=== DATA PROVIDED ===
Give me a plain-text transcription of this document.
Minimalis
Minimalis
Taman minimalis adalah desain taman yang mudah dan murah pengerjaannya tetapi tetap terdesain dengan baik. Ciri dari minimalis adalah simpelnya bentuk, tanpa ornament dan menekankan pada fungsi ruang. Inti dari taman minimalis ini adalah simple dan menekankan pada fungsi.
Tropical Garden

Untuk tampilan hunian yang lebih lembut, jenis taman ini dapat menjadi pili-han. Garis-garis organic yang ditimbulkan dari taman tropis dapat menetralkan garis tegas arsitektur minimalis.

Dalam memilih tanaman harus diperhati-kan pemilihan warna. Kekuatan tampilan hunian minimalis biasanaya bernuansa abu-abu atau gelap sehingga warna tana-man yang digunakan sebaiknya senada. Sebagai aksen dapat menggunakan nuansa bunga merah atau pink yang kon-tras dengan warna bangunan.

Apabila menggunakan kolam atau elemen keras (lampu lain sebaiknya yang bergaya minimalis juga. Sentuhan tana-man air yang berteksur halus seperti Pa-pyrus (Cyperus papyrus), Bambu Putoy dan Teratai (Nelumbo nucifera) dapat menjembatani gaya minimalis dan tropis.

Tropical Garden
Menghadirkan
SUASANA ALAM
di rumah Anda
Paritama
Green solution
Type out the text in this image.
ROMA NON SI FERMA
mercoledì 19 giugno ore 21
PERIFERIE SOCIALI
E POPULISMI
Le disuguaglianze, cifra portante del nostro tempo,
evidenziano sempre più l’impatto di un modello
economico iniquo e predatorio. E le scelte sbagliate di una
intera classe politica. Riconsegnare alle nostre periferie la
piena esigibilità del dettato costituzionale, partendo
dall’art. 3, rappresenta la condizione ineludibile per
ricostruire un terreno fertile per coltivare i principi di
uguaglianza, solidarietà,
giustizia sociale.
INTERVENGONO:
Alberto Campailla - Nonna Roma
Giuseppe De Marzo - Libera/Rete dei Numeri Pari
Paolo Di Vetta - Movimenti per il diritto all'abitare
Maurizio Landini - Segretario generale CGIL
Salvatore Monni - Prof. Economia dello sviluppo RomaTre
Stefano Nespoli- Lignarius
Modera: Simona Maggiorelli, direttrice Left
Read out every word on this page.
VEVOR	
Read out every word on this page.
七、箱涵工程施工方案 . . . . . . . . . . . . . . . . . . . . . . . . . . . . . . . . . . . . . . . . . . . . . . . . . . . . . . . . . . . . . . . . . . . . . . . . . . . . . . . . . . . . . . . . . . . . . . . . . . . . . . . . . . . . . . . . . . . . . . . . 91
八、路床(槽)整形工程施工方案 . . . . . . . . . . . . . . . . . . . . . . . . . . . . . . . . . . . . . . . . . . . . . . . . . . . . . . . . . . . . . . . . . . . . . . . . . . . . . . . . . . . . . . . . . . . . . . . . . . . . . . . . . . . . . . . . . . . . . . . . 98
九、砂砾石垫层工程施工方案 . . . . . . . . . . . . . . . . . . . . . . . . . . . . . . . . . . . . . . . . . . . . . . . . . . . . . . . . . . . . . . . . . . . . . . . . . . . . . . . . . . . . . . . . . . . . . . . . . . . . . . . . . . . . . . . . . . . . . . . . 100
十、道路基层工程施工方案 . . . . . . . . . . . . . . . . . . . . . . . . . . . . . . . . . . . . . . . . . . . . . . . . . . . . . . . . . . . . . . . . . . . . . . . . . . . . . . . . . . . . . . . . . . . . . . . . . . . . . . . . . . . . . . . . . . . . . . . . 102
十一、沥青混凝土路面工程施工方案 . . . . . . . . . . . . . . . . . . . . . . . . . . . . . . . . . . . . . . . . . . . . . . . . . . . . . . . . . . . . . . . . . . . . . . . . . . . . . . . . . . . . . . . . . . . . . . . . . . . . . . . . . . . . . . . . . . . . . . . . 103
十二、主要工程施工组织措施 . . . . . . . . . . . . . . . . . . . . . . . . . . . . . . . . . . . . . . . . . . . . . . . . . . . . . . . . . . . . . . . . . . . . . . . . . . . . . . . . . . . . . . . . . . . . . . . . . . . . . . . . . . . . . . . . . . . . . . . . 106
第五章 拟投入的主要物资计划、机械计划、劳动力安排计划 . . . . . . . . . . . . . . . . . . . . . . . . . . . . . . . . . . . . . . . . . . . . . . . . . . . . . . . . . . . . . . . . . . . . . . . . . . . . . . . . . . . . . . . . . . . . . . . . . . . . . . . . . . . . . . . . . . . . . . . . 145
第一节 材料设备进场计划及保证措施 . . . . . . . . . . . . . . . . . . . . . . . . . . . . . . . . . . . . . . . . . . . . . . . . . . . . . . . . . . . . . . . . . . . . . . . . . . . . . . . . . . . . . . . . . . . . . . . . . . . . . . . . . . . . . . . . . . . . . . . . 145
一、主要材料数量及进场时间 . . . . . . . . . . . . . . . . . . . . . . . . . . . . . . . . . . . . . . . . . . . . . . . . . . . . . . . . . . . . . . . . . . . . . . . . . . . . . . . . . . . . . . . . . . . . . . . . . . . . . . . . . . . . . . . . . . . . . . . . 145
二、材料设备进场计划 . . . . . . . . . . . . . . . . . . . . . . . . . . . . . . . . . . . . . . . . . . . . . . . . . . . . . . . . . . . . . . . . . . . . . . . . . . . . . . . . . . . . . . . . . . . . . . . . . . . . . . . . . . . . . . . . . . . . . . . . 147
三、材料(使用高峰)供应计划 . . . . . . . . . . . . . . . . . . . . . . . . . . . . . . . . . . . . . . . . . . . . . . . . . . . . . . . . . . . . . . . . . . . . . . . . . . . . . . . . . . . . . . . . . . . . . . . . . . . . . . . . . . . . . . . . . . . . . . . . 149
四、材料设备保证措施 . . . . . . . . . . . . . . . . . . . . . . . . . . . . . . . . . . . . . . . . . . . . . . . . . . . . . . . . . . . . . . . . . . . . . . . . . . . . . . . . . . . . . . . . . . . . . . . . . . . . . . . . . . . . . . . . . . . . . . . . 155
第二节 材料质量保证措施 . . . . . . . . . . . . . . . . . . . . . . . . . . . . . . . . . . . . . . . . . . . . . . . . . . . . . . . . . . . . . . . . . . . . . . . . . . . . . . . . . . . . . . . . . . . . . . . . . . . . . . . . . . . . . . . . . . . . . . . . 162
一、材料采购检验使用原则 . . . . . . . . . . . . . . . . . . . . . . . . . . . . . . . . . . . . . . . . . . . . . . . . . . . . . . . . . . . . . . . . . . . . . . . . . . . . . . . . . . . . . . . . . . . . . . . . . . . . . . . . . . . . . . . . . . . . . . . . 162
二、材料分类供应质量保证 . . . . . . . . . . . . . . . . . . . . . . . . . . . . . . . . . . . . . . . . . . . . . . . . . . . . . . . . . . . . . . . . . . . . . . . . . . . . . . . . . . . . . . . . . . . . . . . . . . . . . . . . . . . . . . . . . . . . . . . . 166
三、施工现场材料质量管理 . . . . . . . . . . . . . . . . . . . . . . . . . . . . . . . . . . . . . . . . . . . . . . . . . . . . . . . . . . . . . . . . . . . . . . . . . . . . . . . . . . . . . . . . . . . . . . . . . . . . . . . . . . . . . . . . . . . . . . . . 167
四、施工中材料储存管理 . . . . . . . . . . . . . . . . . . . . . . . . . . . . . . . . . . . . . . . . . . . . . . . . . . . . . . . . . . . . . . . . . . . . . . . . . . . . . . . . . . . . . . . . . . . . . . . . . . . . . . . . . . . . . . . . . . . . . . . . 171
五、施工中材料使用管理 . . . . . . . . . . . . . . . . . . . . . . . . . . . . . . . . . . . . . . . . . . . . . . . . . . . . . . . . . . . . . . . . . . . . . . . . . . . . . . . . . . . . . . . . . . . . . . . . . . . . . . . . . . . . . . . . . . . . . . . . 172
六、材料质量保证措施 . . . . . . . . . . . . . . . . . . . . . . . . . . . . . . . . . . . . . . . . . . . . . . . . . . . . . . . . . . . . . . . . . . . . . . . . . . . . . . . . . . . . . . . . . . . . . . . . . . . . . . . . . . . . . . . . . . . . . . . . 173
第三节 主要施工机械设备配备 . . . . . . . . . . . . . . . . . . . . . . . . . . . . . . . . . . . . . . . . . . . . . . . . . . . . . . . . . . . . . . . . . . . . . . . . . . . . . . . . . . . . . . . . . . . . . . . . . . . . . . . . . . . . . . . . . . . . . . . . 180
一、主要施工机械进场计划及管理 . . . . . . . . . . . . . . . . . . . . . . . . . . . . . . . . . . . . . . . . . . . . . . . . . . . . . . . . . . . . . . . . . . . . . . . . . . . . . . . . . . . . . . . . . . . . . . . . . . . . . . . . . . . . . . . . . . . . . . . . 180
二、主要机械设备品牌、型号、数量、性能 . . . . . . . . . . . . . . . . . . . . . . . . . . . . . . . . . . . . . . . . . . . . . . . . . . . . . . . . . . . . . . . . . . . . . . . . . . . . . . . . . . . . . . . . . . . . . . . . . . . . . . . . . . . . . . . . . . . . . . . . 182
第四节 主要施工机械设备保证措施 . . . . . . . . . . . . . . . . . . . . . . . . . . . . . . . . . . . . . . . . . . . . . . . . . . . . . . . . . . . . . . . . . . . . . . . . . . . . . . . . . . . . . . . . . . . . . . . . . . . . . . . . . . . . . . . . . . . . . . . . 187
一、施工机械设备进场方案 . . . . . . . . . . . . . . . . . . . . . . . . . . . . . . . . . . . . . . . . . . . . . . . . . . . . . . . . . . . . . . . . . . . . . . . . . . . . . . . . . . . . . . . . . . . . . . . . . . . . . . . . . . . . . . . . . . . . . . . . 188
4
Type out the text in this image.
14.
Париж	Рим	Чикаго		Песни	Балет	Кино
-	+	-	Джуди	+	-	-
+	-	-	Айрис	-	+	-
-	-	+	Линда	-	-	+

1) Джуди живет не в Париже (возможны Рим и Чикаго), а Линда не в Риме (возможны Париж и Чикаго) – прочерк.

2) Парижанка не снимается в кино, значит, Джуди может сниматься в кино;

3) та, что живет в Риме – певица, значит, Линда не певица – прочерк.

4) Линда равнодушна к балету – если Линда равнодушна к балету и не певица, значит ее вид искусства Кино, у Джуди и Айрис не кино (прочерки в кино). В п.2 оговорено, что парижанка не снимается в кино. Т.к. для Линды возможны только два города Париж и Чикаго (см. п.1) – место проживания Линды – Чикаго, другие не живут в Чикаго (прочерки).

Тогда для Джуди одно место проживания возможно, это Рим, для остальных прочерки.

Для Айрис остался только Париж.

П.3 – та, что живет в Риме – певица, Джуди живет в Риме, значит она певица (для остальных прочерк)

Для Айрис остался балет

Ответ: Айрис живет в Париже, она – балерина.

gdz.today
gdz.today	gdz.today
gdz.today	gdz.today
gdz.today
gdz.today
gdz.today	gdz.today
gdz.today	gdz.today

=== EXERCISE DIRECTIONS ===
Reproduce each line holding the word "певица".

=== FINISHED EXERCISE ===
3) та, что живет в Риме – певица, значит, Линда не певица – прочерк.
4) Линда равнодушна к балету – если Линда равнодушна к балету и не певица, значит ее вид искусства Кино, у Джуди и Айрис не кино (прочерки в кино). В п.2 оговорено, что парижанка не снимается в кино. Т.к. для Линды возможны только два города Париж и Чикаго (см. п.1) – место проживания Линды – Чикаго, другие не живут в Чикаго (прочерки).
П.3 – та, что живет в Риме – певица, Джуди живет в Риме, значит она певица (для остальных прочерк)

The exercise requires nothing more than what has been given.